--- RECORDS SUPPLIED ---

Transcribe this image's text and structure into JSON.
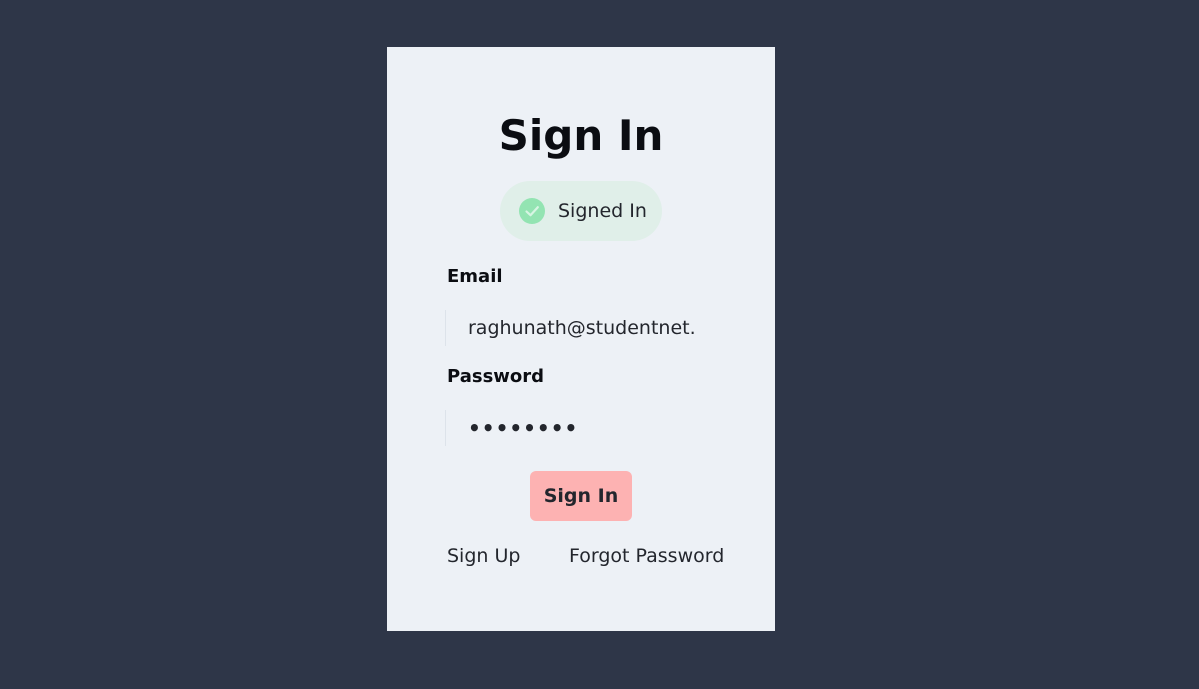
{
  "title": "Sign In",
  "status": {
    "icon": "check-circle-icon",
    "text": "Signed In",
    "color": "#93e4b2"
  },
  "form": {
    "email_label": "Email",
    "email_value": "raghunath@studentnet.com",
    "password_label": "Password",
    "password_value": "••••••••"
  },
  "submit_label": "Sign In",
  "links": {
    "sign_up": "Sign Up",
    "forgot_password": "Forgot Password"
  },
  "colors": {
    "background": "#2e3648",
    "card": "#edf1f6",
    "button": "#fdb2b2",
    "badge": "#e0efe9"
  }
}
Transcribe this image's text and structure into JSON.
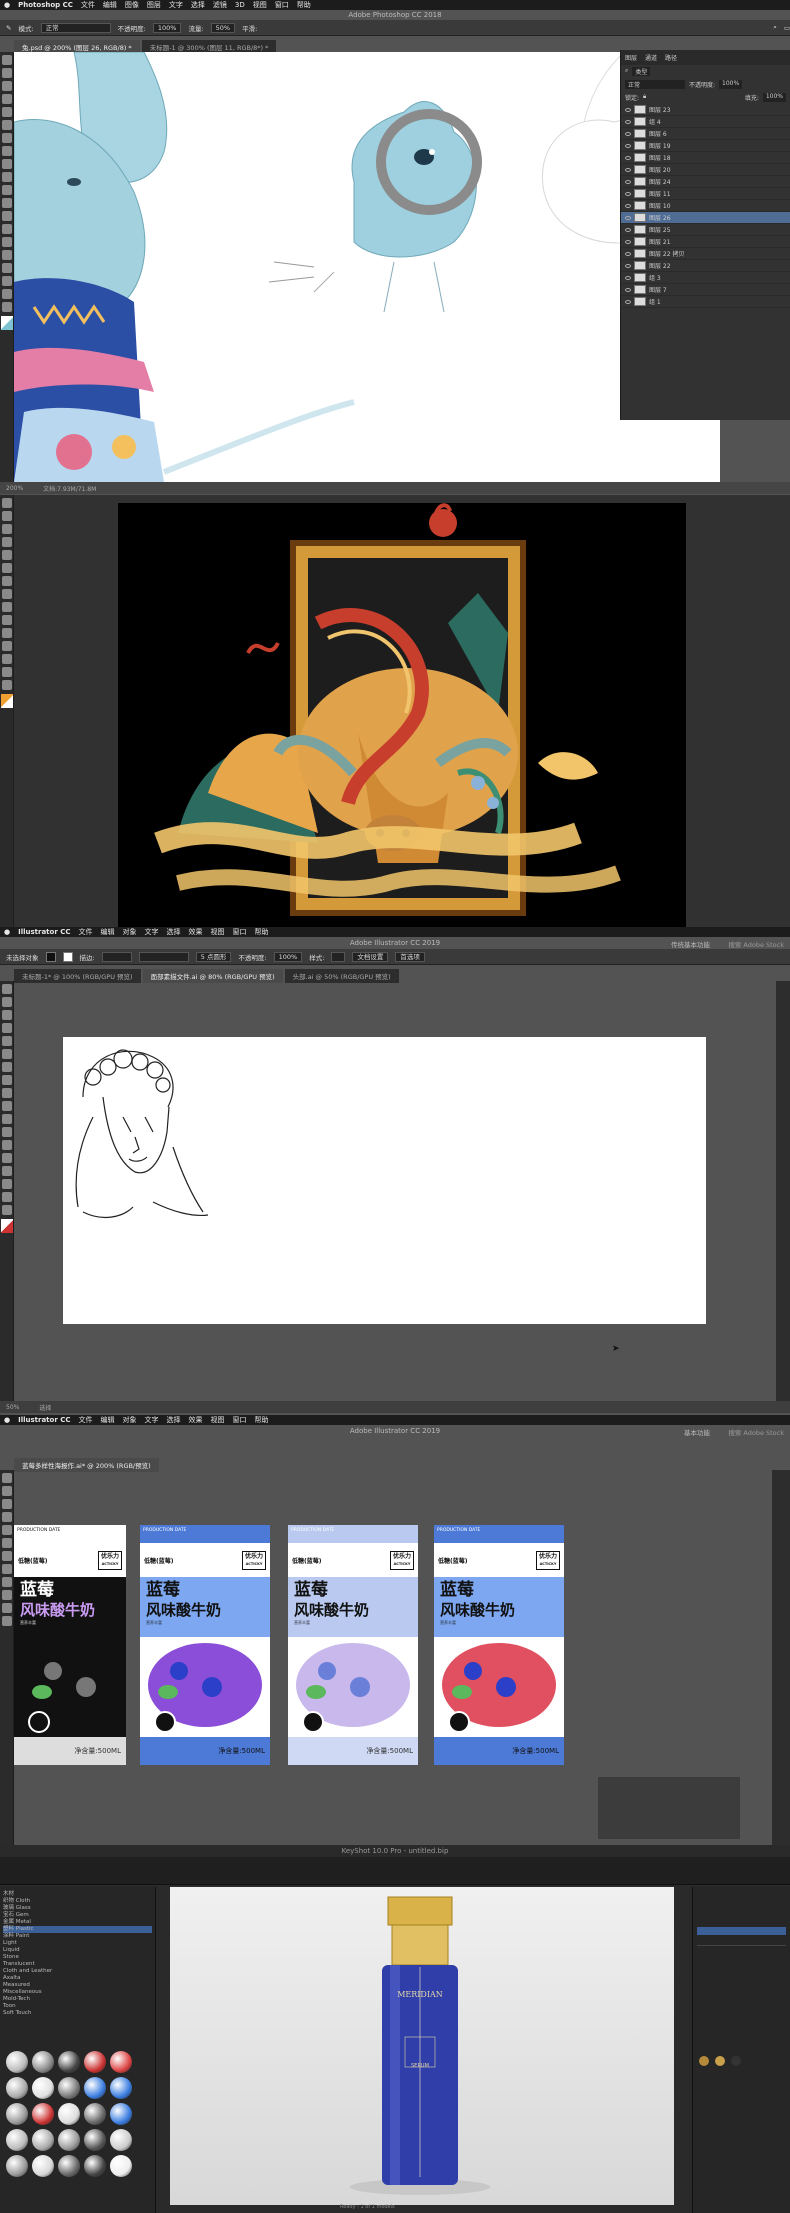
{
  "ps": {
    "menubar": {
      "app": "Photoshop CC",
      "items": [
        "文件",
        "编辑",
        "图像",
        "图层",
        "文字",
        "选择",
        "滤镜",
        "3D",
        "视图",
        "窗口",
        "帮助"
      ]
    },
    "title": "Adobe Photoshop CC 2018",
    "options": {
      "mode_label": "模式:",
      "mode_value": "正常",
      "opacity_label": "不透明度:",
      "opacity_value": "100%",
      "flow_label": "流量:",
      "flow_value": "50%",
      "smooth_label": "平滑:"
    },
    "tabs": [
      "兔.psd @ 200% (图层 26, RGB/8) *",
      "未标题-1 @ 300% (图层 11, RGB/8*) *"
    ],
    "layers_panel": {
      "tabs": [
        "图层",
        "通道",
        "路径"
      ],
      "kind": "类型",
      "blend": "正常",
      "opacity_label": "不透明度:",
      "opacity": "100%",
      "lock_label": "锁定:",
      "fill_label": "填充:",
      "fill": "100%",
      "layers": [
        "图层 23",
        "组 4",
        "图层 6",
        "图层 19",
        "图层 18",
        "图层 20",
        "图层 24",
        "图层 11",
        "图层 10",
        "图层 26",
        "图层 25",
        "图层 21",
        "图层 22 拷贝",
        "图层 22",
        "组 3",
        "图层 7",
        "组 1"
      ]
    },
    "status": {
      "zoom": "200%",
      "doc": "文档:7.93M/71.8M"
    }
  },
  "ai1": {
    "menubar": {
      "app": "Illustrator CC",
      "items": [
        "文件",
        "编辑",
        "对象",
        "文字",
        "选择",
        "效果",
        "视图",
        "窗口",
        "帮助"
      ]
    },
    "title": "Adobe Illustrator CC 2019",
    "options": {
      "state": "未选择对象",
      "stroke_label": "描边:",
      "brush": "5 点圆形",
      "opacity_label": "不透明度:",
      "opacity": "100%",
      "style_label": "样式:",
      "doc_setup": "文档设置",
      "prefs": "首选项"
    },
    "workspace": "传统基本功能",
    "search": "搜索 Adobe Stock",
    "tabs": [
      "未标题-1* @ 100% (RGB/GPU 预览)",
      "面部素描文件.ai @ 80% (RGB/GPU 预览)",
      "头部.ai @ 50% (RGB/GPU 预览)"
    ],
    "status": {
      "zoom": "50%",
      "tool": "选择"
    }
  },
  "ai2": {
    "menubar": {
      "app": "Illustrator CC",
      "items": [
        "文件",
        "编辑",
        "对象",
        "文字",
        "选择",
        "效果",
        "视图",
        "窗口",
        "帮助"
      ]
    },
    "title": "Adobe Illustrator CC 2019",
    "workspace": "基本功能",
    "search": "搜索 Adobe Stock",
    "tab": "蓝莓多样性海报作.ai* @ 200% (RGB/预览)",
    "packages": [
      {
        "top": "PRODUCTION DATE",
        "brand1": "蓝莓",
        "brand2": "风味酸牛奶",
        "sub": "低糖(蓝莓)",
        "tag": "营养丰富",
        "net": "净含量:500ML",
        "corner": "优乐力",
        "corner_en": "ACTICKY"
      },
      {
        "top": "PRODUCTION DATE",
        "brand1": "蓝莓",
        "brand2": "风味酸牛奶",
        "sub": "低糖(蓝莓)",
        "tag": "营养丰富",
        "net": "净含量:500ML",
        "corner": "优乐力",
        "corner_en": "ACTICKY"
      },
      {
        "top": "PRODUCTION DATE",
        "brand1": "蓝莓",
        "brand2": "风味酸牛奶",
        "sub": "低糖(蓝莓)",
        "tag": "营养丰富",
        "net": "净含量:500ML",
        "corner": "优乐力",
        "corner_en": "ACTICKY"
      },
      {
        "top": "PRODUCTION DATE",
        "brand1": "蓝莓",
        "brand2": "风味酸牛奶",
        "sub": "低糖(蓝莓)",
        "tag": "营养丰富",
        "net": "净含量:500ML",
        "corner": "优乐力",
        "corner_en": "ACTICKY"
      }
    ]
  },
  "ks": {
    "title": "KeyShot 10.0 Pro - untitled.bip",
    "library_items": [
      "木材",
      "织物 Cloth",
      "玻璃 Glass",
      "宝石 Gem",
      "金属 Metal",
      "塑料 Plastic",
      "涂料 Paint",
      "Light",
      "Liquid",
      "Stone",
      "Translucent",
      "Cloth and Leather",
      "Axalta",
      "Measured",
      "Miscellaneous",
      "Mold-Tech",
      "Toon",
      "Soft Touch"
    ],
    "bottle": {
      "brand": "MERIDIAN",
      "label": "SERUM"
    },
    "bottom": "Ready - 1 of 1 models"
  },
  "colors": {
    "accent": "#4d7ad6",
    "ps_bg": "#535353",
    "ai_bg": "#535353"
  }
}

---

STATED TASK
Each record must be quoted in full and exactly. Do not include the pictures.

RESPONSE BELOW
Transcribe this image's text and structure into JSON.
{
  "title": "Sign In",
  "status": {
    "icon": "check-circle-icon",
    "text": "Signed In",
    "color": "#93e4b2"
  },
  "form": {
    "email_label": "Email",
    "email_value": "raghunath@studentnet.com",
    "password_label": "Password",
    "password_value": "••••••••"
  },
  "submit_label": "Sign In",
  "links": {
    "sign_up": "Sign Up",
    "forgot_password": "Forgot Password"
  },
  "colors": {
    "background": "#2e3648",
    "card": "#edf1f6",
    "button": "#fdb2b2",
    "badge": "#e0efe9"
  }
}
Transcribe this image's text and structure into JSON.
{
  "ps": {
    "menubar": {
      "app": "Photoshop CC",
      "items": [
        "文件",
        "编辑",
        "图像",
        "图层",
        "文字",
        "选择",
        "滤镜",
        "3D",
        "视图",
        "窗口",
        "帮助"
      ]
    },
    "title": "Adobe Photoshop CC 2018",
    "options": {
      "mode_label": "模式:",
      "mode_value": "正常",
      "opacity_label": "不透明度:",
      "opacity_value": "100%",
      "flow_label": "流量:",
      "flow_value": "50%",
      "smooth_label": "平滑:"
    },
    "tabs": [
      "兔.psd @ 200% (图层 26, RGB/8) *",
      "未标题-1 @ 300% (图层 11, RGB/8*) *"
    ],
    "layers_panel": {
      "tabs": [
        "图层",
        "通道",
        "路径"
      ],
      "kind": "类型",
      "blend": "正常",
      "opacity_label": "不透明度:",
      "opacity": "100%",
      "lock_label": "锁定:",
      "fill_label": "填充:",
      "fill": "100%",
      "layers": [
        "图层 23",
        "组 4",
        "图层 6",
        "图层 19",
        "图层 18",
        "图层 20",
        "图层 24",
        "图层 11",
        "图层 10",
        "图层 26",
        "图层 25",
        "图层 21",
        "图层 22 拷贝",
        "图层 22",
        "组 3",
        "图层 7",
        "组 1"
      ]
    },
    "status": {
      "zoom": "200%",
      "doc": "文档:7.93M/71.8M"
    }
  },
  "ai1": {
    "menubar": {
      "app": "Illustrator CC",
      "items": [
        "文件",
        "编辑",
        "对象",
        "文字",
        "选择",
        "效果",
        "视图",
        "窗口",
        "帮助"
      ]
    },
    "title": "Adobe Illustrator CC 2019",
    "options": {
      "state": "未选择对象",
      "stroke_label": "描边:",
      "brush": "5 点圆形",
      "opacity_label": "不透明度:",
      "opacity": "100%",
      "style_label": "样式:",
      "doc_setup": "文档设置",
      "prefs": "首选项"
    },
    "workspace": "传统基本功能",
    "search": "搜索 Adobe Stock",
    "tabs": [
      "未标题-1* @ 100% (RGB/GPU 预览)",
      "面部素描文件.ai @ 80% (RGB/GPU 预览)",
      "头部.ai @ 50% (RGB/GPU 预览)"
    ],
    "status": {
      "zoom": "50%",
      "tool": "选择"
    }
  },
  "ai2": {
    "menubar": {
      "app": "Illustrator CC",
      "items": [
        "文件",
        "编辑",
        "对象",
        "文字",
        "选择",
        "效果",
        "视图",
        "窗口",
        "帮助"
      ]
    },
    "title": "Adobe Illustrator CC 2019",
    "workspace": "基本功能",
    "search": "搜索 Adobe Stock",
    "tab": "蓝莓多样性海报作.ai* @ 200% (RGB/预览)",
    "packages": [
      {
        "top": "PRODUCTION DATE",
        "brand1": "蓝莓",
        "brand2": "风味酸牛奶",
        "sub": "低糖(蓝莓)",
        "tag": "营养丰富",
        "net": "净含量:500ML",
        "corner": "优乐力",
        "corner_en": "ACTICKY"
      },
      {
        "top": "PRODUCTION DATE",
        "brand1": "蓝莓",
        "brand2": "风味酸牛奶",
        "sub": "低糖(蓝莓)",
        "tag": "营养丰富",
        "net": "净含量:500ML",
        "corner": "优乐力",
        "corner_en": "ACTICKY"
      },
      {
        "top": "PRODUCTION DATE",
        "brand1": "蓝莓",
        "brand2": "风味酸牛奶",
        "sub": "低糖(蓝莓)",
        "tag": "营养丰富",
        "net": "净含量:500ML",
        "corner": "优乐力",
        "corner_en": "ACTICKY"
      },
      {
        "top": "PRODUCTION DATE",
        "brand1": "蓝莓",
        "brand2": "风味酸牛奶",
        "sub": "低糖(蓝莓)",
        "tag": "营养丰富",
        "net": "净含量:500ML",
        "corner": "优乐力",
        "corner_en": "ACTICKY"
      }
    ]
  },
  "ks": {
    "title": "KeyShot 10.0 Pro - untitled.bip",
    "library_items": [
      "木材",
      "织物 Cloth",
      "玻璃 Glass",
      "宝石 Gem",
      "金属 Metal",
      "塑料 Plastic",
      "涂料 Paint",
      "Light",
      "Liquid",
      "Stone",
      "Translucent",
      "Cloth and Leather",
      "Axalta",
      "Measured",
      "Miscellaneous",
      "Mold-Tech",
      "Toon",
      "Soft Touch"
    ],
    "bottle": {
      "brand": "MERIDIAN",
      "label": "SERUM"
    },
    "bottom": "Ready - 1 of 1 models"
  },
  "colors": {
    "accent": "#4d7ad6",
    "ps_bg": "#535353",
    "ai_bg": "#535353"
  }
}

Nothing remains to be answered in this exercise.